THE TASK:
Transcribe the whole listing below without changing a word, but leave out every image.

•••••

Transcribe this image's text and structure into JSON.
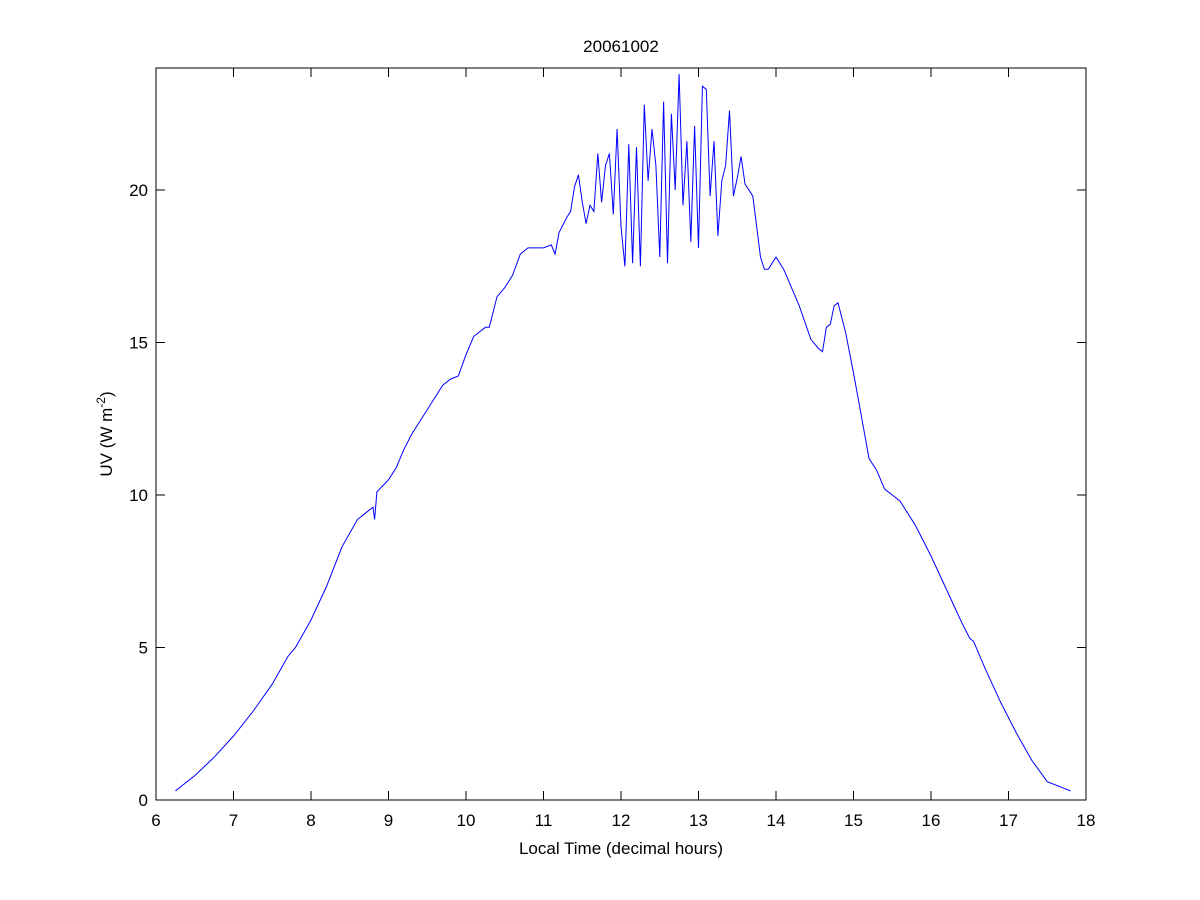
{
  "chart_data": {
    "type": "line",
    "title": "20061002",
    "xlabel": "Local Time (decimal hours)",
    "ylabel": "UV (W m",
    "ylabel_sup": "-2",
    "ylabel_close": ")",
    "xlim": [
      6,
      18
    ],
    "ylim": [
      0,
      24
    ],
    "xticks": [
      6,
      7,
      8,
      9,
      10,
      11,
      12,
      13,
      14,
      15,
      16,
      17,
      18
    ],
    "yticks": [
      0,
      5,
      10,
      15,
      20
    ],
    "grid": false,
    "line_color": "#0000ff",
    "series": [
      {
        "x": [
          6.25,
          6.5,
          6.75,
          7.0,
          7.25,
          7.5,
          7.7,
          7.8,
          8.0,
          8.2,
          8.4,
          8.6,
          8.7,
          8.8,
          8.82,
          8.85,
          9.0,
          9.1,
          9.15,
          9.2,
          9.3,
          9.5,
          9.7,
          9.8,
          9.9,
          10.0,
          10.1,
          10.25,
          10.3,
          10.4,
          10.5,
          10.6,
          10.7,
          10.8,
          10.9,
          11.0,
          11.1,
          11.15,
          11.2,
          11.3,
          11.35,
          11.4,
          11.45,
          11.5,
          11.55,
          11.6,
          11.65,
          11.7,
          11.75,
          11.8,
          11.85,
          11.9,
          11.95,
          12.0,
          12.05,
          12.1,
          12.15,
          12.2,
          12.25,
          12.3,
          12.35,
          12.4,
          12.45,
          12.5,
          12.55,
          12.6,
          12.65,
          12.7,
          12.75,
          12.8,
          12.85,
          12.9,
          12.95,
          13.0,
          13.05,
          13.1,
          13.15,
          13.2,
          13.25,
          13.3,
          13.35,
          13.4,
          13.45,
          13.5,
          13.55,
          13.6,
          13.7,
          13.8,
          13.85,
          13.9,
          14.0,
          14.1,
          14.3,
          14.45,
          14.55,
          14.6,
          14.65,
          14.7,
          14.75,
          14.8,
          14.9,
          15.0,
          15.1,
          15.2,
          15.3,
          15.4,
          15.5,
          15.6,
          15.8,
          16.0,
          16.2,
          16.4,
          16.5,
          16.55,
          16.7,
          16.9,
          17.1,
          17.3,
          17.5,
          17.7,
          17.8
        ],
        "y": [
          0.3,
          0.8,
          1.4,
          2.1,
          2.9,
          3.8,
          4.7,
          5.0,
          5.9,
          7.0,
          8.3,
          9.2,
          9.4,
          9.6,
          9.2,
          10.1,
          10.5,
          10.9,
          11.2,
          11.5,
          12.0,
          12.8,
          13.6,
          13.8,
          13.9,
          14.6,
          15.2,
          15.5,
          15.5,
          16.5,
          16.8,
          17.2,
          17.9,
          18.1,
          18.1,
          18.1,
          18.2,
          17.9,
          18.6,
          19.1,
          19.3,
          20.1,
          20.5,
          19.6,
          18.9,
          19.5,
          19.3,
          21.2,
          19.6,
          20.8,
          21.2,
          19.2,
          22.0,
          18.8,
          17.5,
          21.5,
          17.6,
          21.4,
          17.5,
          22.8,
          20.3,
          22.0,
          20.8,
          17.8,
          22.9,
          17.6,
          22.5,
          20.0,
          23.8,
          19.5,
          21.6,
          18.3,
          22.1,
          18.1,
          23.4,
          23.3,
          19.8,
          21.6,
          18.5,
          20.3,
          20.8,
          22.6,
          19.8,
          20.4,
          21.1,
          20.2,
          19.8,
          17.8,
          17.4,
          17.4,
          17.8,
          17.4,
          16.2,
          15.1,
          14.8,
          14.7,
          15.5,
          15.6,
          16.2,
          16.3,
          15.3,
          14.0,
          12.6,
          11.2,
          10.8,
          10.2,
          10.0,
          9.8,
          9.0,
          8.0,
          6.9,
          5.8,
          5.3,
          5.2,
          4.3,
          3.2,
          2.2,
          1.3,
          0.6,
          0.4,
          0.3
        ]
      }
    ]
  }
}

•••••

OUTPUT BELOW:
Transcribe this image's text and structure into JSON.
{
  "chart_data": {
    "type": "line",
    "title": "20061002",
    "xlabel": "Local Time (decimal hours)",
    "ylabel": "UV (W m",
    "ylabel_sup": "-2",
    "ylabel_close": ")",
    "xlim": [
      6,
      18
    ],
    "ylim": [
      0,
      24
    ],
    "xticks": [
      6,
      7,
      8,
      9,
      10,
      11,
      12,
      13,
      14,
      15,
      16,
      17,
      18
    ],
    "yticks": [
      0,
      5,
      10,
      15,
      20
    ],
    "grid": false,
    "line_color": "#0000ff",
    "series": [
      {
        "x": [
          6.25,
          6.5,
          6.75,
          7.0,
          7.25,
          7.5,
          7.7,
          7.8,
          8.0,
          8.2,
          8.4,
          8.6,
          8.7,
          8.8,
          8.82,
          8.85,
          9.0,
          9.1,
          9.15,
          9.2,
          9.3,
          9.5,
          9.7,
          9.8,
          9.9,
          10.0,
          10.1,
          10.25,
          10.3,
          10.4,
          10.5,
          10.6,
          10.7,
          10.8,
          10.9,
          11.0,
          11.1,
          11.15,
          11.2,
          11.3,
          11.35,
          11.4,
          11.45,
          11.5,
          11.55,
          11.6,
          11.65,
          11.7,
          11.75,
          11.8,
          11.85,
          11.9,
          11.95,
          12.0,
          12.05,
          12.1,
          12.15,
          12.2,
          12.25,
          12.3,
          12.35,
          12.4,
          12.45,
          12.5,
          12.55,
          12.6,
          12.65,
          12.7,
          12.75,
          12.8,
          12.85,
          12.9,
          12.95,
          13.0,
          13.05,
          13.1,
          13.15,
          13.2,
          13.25,
          13.3,
          13.35,
          13.4,
          13.45,
          13.5,
          13.55,
          13.6,
          13.7,
          13.8,
          13.85,
          13.9,
          14.0,
          14.1,
          14.3,
          14.45,
          14.55,
          14.6,
          14.65,
          14.7,
          14.75,
          14.8,
          14.9,
          15.0,
          15.1,
          15.2,
          15.3,
          15.4,
          15.5,
          15.6,
          15.8,
          16.0,
          16.2,
          16.4,
          16.5,
          16.55,
          16.7,
          16.9,
          17.1,
          17.3,
          17.5,
          17.7,
          17.8
        ],
        "y": [
          0.3,
          0.8,
          1.4,
          2.1,
          2.9,
          3.8,
          4.7,
          5.0,
          5.9,
          7.0,
          8.3,
          9.2,
          9.4,
          9.6,
          9.2,
          10.1,
          10.5,
          10.9,
          11.2,
          11.5,
          12.0,
          12.8,
          13.6,
          13.8,
          13.9,
          14.6,
          15.2,
          15.5,
          15.5,
          16.5,
          16.8,
          17.2,
          17.9,
          18.1,
          18.1,
          18.1,
          18.2,
          17.9,
          18.6,
          19.1,
          19.3,
          20.1,
          20.5,
          19.6,
          18.9,
          19.5,
          19.3,
          21.2,
          19.6,
          20.8,
          21.2,
          19.2,
          22.0,
          18.8,
          17.5,
          21.5,
          17.6,
          21.4,
          17.5,
          22.8,
          20.3,
          22.0,
          20.8,
          17.8,
          22.9,
          17.6,
          22.5,
          20.0,
          23.8,
          19.5,
          21.6,
          18.3,
          22.1,
          18.1,
          23.4,
          23.3,
          19.8,
          21.6,
          18.5,
          20.3,
          20.8,
          22.6,
          19.8,
          20.4,
          21.1,
          20.2,
          19.8,
          17.8,
          17.4,
          17.4,
          17.8,
          17.4,
          16.2,
          15.1,
          14.8,
          14.7,
          15.5,
          15.6,
          16.2,
          16.3,
          15.3,
          14.0,
          12.6,
          11.2,
          10.8,
          10.2,
          10.0,
          9.8,
          9.0,
          8.0,
          6.9,
          5.8,
          5.3,
          5.2,
          4.3,
          3.2,
          2.2,
          1.3,
          0.6,
          0.4,
          0.3
        ]
      }
    ]
  }
}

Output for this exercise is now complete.